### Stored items
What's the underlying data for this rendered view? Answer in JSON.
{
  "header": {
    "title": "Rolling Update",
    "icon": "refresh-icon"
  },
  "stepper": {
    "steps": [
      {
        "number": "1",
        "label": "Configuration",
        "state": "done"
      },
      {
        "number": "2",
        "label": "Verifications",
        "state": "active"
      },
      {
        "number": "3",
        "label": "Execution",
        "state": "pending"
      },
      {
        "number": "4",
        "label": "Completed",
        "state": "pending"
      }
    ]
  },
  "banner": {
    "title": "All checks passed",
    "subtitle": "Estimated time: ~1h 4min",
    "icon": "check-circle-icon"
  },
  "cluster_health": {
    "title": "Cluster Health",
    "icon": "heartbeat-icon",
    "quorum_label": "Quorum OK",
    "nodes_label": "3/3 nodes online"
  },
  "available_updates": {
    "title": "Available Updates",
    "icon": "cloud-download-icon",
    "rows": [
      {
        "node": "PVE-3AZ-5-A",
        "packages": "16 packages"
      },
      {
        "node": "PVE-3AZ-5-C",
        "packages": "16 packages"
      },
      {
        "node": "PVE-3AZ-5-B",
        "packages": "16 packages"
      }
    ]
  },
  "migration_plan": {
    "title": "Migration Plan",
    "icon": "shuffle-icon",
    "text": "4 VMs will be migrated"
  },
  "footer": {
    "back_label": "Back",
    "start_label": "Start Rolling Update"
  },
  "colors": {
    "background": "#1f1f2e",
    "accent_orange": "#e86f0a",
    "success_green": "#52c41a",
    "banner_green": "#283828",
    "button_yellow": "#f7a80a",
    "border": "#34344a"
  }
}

### Task details
Print the material verbatim, all of it.

### Solved exercise
What's the underlying data for this rendered view? Answer in JSON.
{
  "header": {
    "title": "Rolling Update",
    "icon": "refresh-icon"
  },
  "stepper": {
    "steps": [
      {
        "number": "1",
        "label": "Configuration",
        "state": "done"
      },
      {
        "number": "2",
        "label": "Verifications",
        "state": "active"
      },
      {
        "number": "3",
        "label": "Execution",
        "state": "pending"
      },
      {
        "number": "4",
        "label": "Completed",
        "state": "pending"
      }
    ]
  },
  "banner": {
    "title": "All checks passed",
    "subtitle": "Estimated time: ~1h 4min",
    "icon": "check-circle-icon"
  },
  "cluster_health": {
    "title": "Cluster Health",
    "icon": "heartbeat-icon",
    "quorum_label": "Quorum OK",
    "nodes_label": "3/3 nodes online"
  },
  "available_updates": {
    "title": "Available Updates",
    "icon": "cloud-download-icon",
    "rows": [
      {
        "node": "PVE-3AZ-5-A",
        "packages": "16 packages"
      },
      {
        "node": "PVE-3AZ-5-C",
        "packages": "16 packages"
      },
      {
        "node": "PVE-3AZ-5-B",
        "packages": "16 packages"
      }
    ]
  },
  "migration_plan": {
    "title": "Migration Plan",
    "icon": "shuffle-icon",
    "text": "4 VMs will be migrated"
  },
  "footer": {
    "back_label": "Back",
    "start_label": "Start Rolling Update"
  },
  "colors": {
    "background": "#1f1f2e",
    "accent_orange": "#e86f0a",
    "success_green": "#52c41a",
    "banner_green": "#283828",
    "button_yellow": "#f7a80a",
    "border": "#34344a"
  }
}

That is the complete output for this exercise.